Dataset items:
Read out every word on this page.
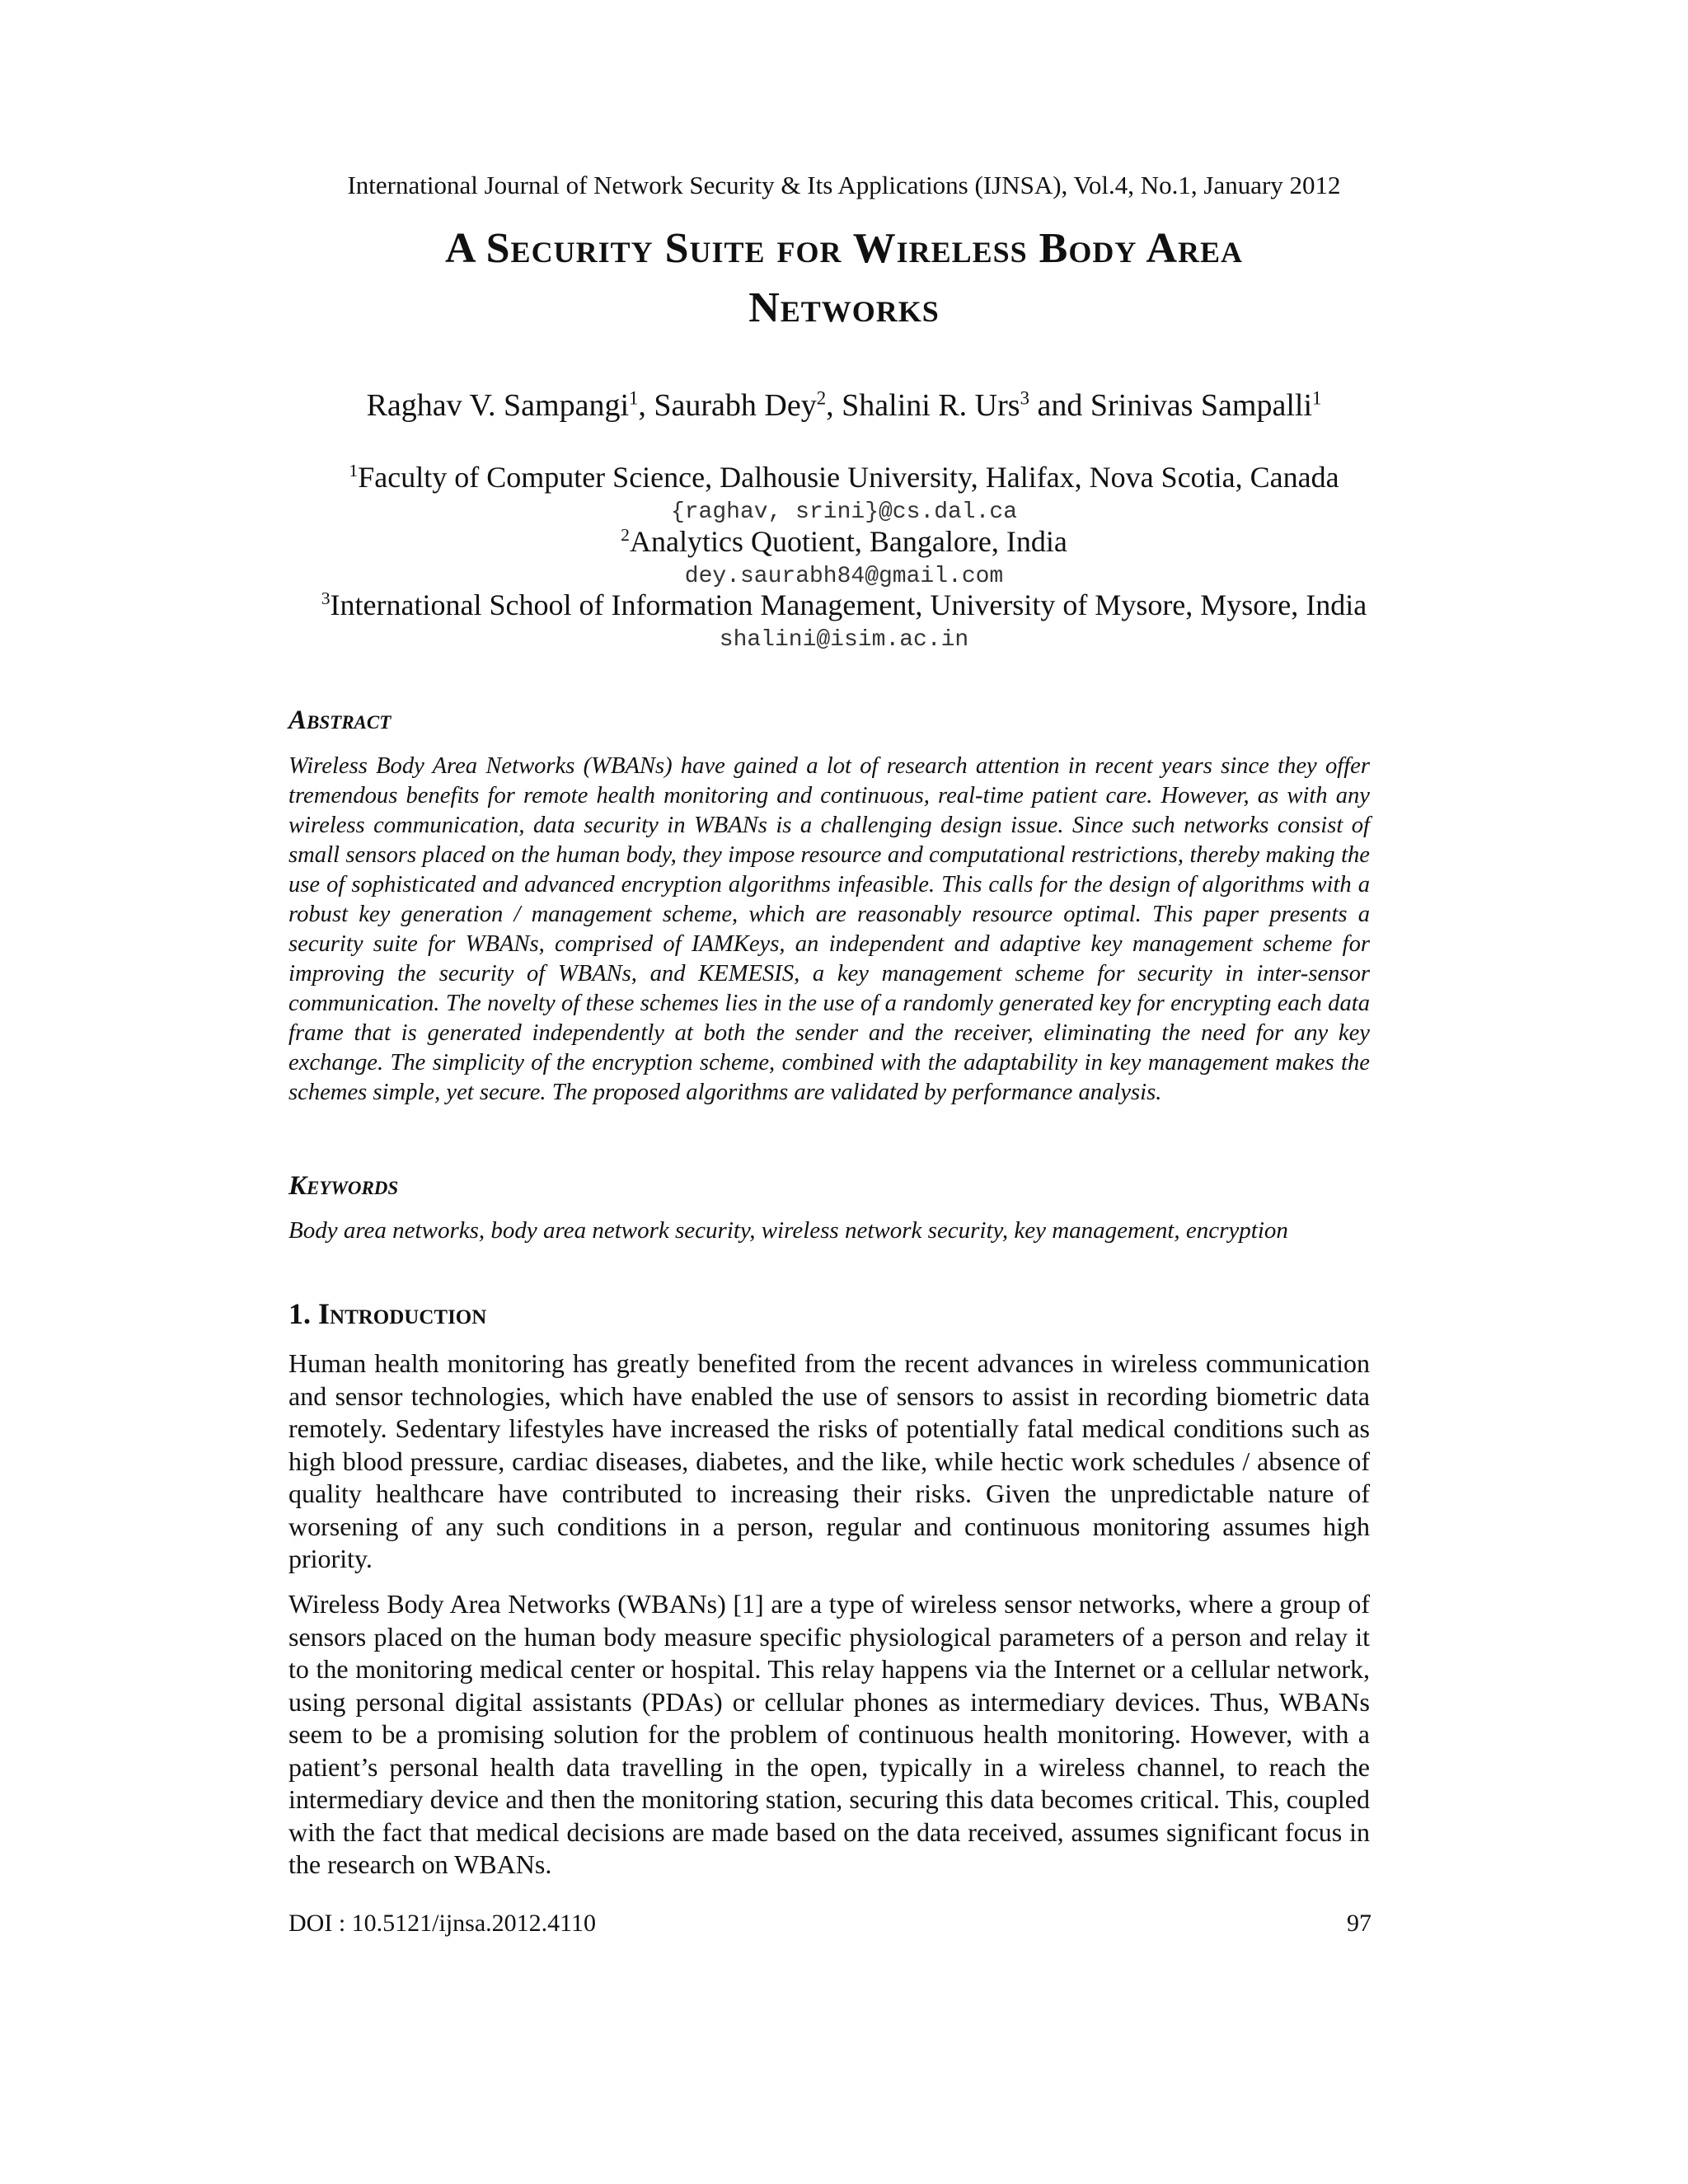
International Journal of Network Security & Its Applications (IJNSA), Vol.4, No.1, January 2012
A Security Suite for Wireless Body Area
Networks
Raghav V. Sampangi$^1$, Saurabh Dey$^2$, Shalini R. Urs$^3$ and Srinivas Sampalli$^1$
$^1$Faculty of Computer Science, Dalhousie University, Halifax, Nova Scotia, Canada
{raghav, srini}@cs.dal.ca
$^2$Analytics Quotient, Bangalore, India
dey.saurabh84@gmail.com
$^3$International School of Information Management, University of Mysore, Mysore, India
shalini@isim.ac.in
Abstract
Wireless Body Area Networks (WBANs) have gained a lot of research attention in recent years since they offer tremendous benefits for remote health monitoring and continuous, real-time patient care. However, as with any wireless communication, data security in WBANs is a challenging design issue. Since such networks consist of small sensors placed on the human body, they impose resource and computational restrictions, thereby making the use of sophisticated and advanced encryption algorithms infeasible. This calls for the design of algorithms with a robust key generation / management scheme, which are reasonably resource optimal. This paper presents a security suite for WBANs, comprised of IAMKeys, an independent and adaptive key management scheme for improving the security of WBANs, and KEMESIS, a key management scheme for security in inter-sensor communication. The novelty of these schemes lies in the use of a randomly generated key for encrypting each data frame that is generated independently at both the sender and the receiver, eliminating the need for any key exchange. The simplicity of the encryption scheme, combined with the adaptability in key management makes the schemes simple, yet secure. The proposed algorithms are validated by performance analysis.
Keywords
Body area networks, body area network security, wireless network security, key management, encryption
1. Introduction
Human health monitoring has greatly benefited from the recent advances in wireless communication and sensor technologies, which have enabled the use of sensors to assist in recording biometric data remotely. Sedentary lifestyles have increased the risks of potentially fatal medical conditions such as high blood pressure, cardiac diseases, diabetes, and the like, while hectic work schedules / absence of quality healthcare have contributed to increasing their risks. Given the unpredictable nature of worsening of any such conditions in a person, regular and continuous monitoring assumes high priority.
Wireless Body Area Networks (WBANs) [1] are a type of wireless sensor networks, where a group of sensors placed on the human body measure specific physiological parameters of a person and relay it to the monitoring medical center or hospital. This relay happens via the Internet or a cellular network, using personal digital assistants (PDAs) or cellular phones as intermediary devices. Thus, WBANs seem to be a promising solution for the problem of continuous health monitoring. However, with a patient’s personal health data travelling in the open, typically in a wireless channel, to reach the intermediary device and then the monitoring station, securing this data becomes critical. This, coupled with the fact that medical decisions are made based on the data received, assumes significant focus in the research on WBANs.
DOI : 10.5121/ijnsa.2012.4110	97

Required work: Leave the pictures out and copy the rest of the data exactly.

Completed exercise:
Read out every word on this page.
International Journal of Network Security & Its Applications (IJNSA), Vol.4, No.1, January 2012
A Security Suite for Wireless Body Area
Networks
Raghav V. Sampangi$^1$, Saurabh Dey$^2$, Shalini R. Urs$^3$ and Srinivas Sampalli$^1$
$^1$Faculty of Computer Science, Dalhousie University, Halifax, Nova Scotia, Canada
{raghav, srini}@cs.dal.ca
$^2$Analytics Quotient, Bangalore, India
dey.saurabh84@gmail.com
$^3$International School of Information Management, University of Mysore, Mysore, India
shalini@isim.ac.in
Abstract
Wireless Body Area Networks (WBANs) have gained a lot of research attention in recent years since they offer tremendous benefits for remote health monitoring and continuous, real-time patient care. However, as with any wireless communication, data security in WBANs is a challenging design issue. Since such networks consist of small sensors placed on the human body, they impose resource and computational restrictions, thereby making the use of sophisticated and advanced encryption algorithms infeasible. This calls for the design of algorithms with a robust key generation / management scheme, which are reasonably resource optimal. This paper presents a security suite for WBANs, comprised of IAMKeys, an independent and adaptive key management scheme for improving the security of WBANs, and KEMESIS, a key management scheme for security in inter-sensor communication. The novelty of these schemes lies in the use of a randomly generated key for encrypting each data frame that is generated independently at both the sender and the receiver, eliminating the need for any key exchange. The simplicity of the encryption scheme, combined with the adaptability in key management makes the schemes simple, yet secure. The proposed algorithms are validated by performance analysis.
Keywords
Body area networks, body area network security, wireless network security, key management, encryption
1. Introduction
Human health monitoring has greatly benefited from the recent advances in wireless communication and sensor technologies, which have enabled the use of sensors to assist in recording biometric data remotely. Sedentary lifestyles have increased the risks of potentially fatal medical conditions such as high blood pressure, cardiac diseases, diabetes, and the like, while hectic work schedules / absence of quality healthcare have contributed to increasing their risks. Given the unpredictable nature of worsening of any such conditions in a person, regular and continuous monitoring assumes high priority.
Wireless Body Area Networks (WBANs) [1] are a type of wireless sensor networks, where a group of sensors placed on the human body measure specific physiological parameters of a person and relay it to the monitoring medical center or hospital. This relay happens via the Internet or a cellular network, using personal digital assistants (PDAs) or cellular phones as intermediary devices. Thus, WBANs seem to be a promising solution for the problem of continuous health monitoring. However, with a patient’s personal health data travelling in the open, typically in a wireless channel, to reach the intermediary device and then the monitoring station, securing this data becomes critical. This, coupled with the fact that medical decisions are made based on the data received, assumes significant focus in the research on WBANs.
DOI : 10.5121/ijnsa.2012.4110	97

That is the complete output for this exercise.